§ Stated problem: Retype all the entries word for word, but omit the pictures.

§ Data lines:
>> begin
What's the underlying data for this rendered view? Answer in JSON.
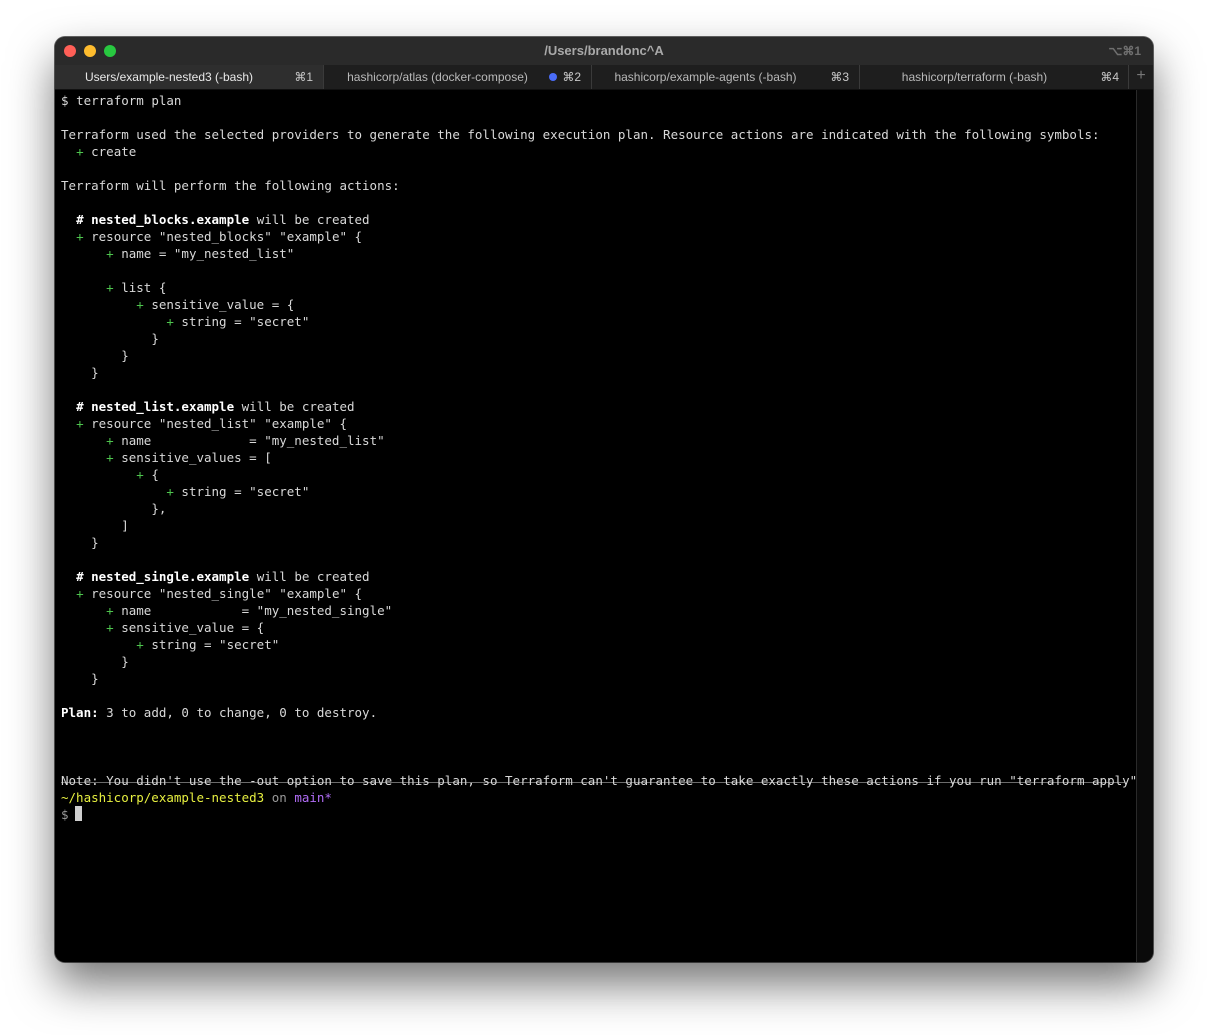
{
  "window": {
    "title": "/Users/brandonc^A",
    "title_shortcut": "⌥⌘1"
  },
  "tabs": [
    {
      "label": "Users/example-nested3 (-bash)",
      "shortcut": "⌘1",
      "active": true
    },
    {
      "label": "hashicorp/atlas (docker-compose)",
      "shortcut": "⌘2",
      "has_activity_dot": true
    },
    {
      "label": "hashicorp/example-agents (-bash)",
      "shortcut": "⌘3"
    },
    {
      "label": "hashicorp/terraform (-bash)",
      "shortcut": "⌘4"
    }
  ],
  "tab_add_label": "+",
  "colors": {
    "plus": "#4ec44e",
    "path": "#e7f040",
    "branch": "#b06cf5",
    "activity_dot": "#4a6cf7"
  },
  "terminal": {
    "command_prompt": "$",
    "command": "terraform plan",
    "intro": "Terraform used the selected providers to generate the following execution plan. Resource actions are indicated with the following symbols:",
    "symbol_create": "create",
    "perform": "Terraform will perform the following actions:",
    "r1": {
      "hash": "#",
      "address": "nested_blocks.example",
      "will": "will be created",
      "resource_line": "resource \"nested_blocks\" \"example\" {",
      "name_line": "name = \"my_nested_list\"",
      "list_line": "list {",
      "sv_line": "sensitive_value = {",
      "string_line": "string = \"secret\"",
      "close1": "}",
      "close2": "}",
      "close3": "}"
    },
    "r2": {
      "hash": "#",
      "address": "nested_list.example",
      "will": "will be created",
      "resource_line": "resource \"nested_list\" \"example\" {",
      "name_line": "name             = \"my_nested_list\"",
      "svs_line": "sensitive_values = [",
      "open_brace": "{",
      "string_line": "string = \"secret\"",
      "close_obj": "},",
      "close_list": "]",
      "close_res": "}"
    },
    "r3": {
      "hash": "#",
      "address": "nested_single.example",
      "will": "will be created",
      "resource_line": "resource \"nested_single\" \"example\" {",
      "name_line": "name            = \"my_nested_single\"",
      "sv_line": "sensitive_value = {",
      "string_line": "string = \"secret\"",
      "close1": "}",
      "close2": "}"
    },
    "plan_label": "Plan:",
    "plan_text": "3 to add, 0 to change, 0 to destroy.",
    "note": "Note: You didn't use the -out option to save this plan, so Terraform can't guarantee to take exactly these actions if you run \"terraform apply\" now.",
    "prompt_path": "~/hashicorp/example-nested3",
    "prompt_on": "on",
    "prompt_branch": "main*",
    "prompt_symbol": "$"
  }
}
>> end
§ Final answer:
What's the underlying data for this rendered view? Answer in JSON.
{
  "window": {
    "title": "/Users/brandonc^A",
    "title_shortcut": "⌥⌘1"
  },
  "tabs": [
    {
      "label": "Users/example-nested3 (-bash)",
      "shortcut": "⌘1",
      "active": true
    },
    {
      "label": "hashicorp/atlas (docker-compose)",
      "shortcut": "⌘2",
      "has_activity_dot": true
    },
    {
      "label": "hashicorp/example-agents (-bash)",
      "shortcut": "⌘3"
    },
    {
      "label": "hashicorp/terraform (-bash)",
      "shortcut": "⌘4"
    }
  ],
  "tab_add_label": "+",
  "colors": {
    "plus": "#4ec44e",
    "path": "#e7f040",
    "branch": "#b06cf5",
    "activity_dot": "#4a6cf7"
  },
  "terminal": {
    "command_prompt": "$",
    "command": "terraform plan",
    "intro": "Terraform used the selected providers to generate the following execution plan. Resource actions are indicated with the following symbols:",
    "symbol_create": "create",
    "perform": "Terraform will perform the following actions:",
    "r1": {
      "hash": "#",
      "address": "nested_blocks.example",
      "will": "will be created",
      "resource_line": "resource \"nested_blocks\" \"example\" {",
      "name_line": "name = \"my_nested_list\"",
      "list_line": "list {",
      "sv_line": "sensitive_value = {",
      "string_line": "string = \"secret\"",
      "close1": "}",
      "close2": "}",
      "close3": "}"
    },
    "r2": {
      "hash": "#",
      "address": "nested_list.example",
      "will": "will be created",
      "resource_line": "resource \"nested_list\" \"example\" {",
      "name_line": "name             = \"my_nested_list\"",
      "svs_line": "sensitive_values = [",
      "open_brace": "{",
      "string_line": "string = \"secret\"",
      "close_obj": "},",
      "close_list": "]",
      "close_res": "}"
    },
    "r3": {
      "hash": "#",
      "address": "nested_single.example",
      "will": "will be created",
      "resource_line": "resource \"nested_single\" \"example\" {",
      "name_line": "name            = \"my_nested_single\"",
      "sv_line": "sensitive_value = {",
      "string_line": "string = \"secret\"",
      "close1": "}",
      "close2": "}"
    },
    "plan_label": "Plan:",
    "plan_text": "3 to add, 0 to change, 0 to destroy.",
    "note": "Note: You didn't use the -out option to save this plan, so Terraform can't guarantee to take exactly these actions if you run \"terraform apply\" now.",
    "prompt_path": "~/hashicorp/example-nested3",
    "prompt_on": "on",
    "prompt_branch": "main*",
    "prompt_symbol": "$"
  }
}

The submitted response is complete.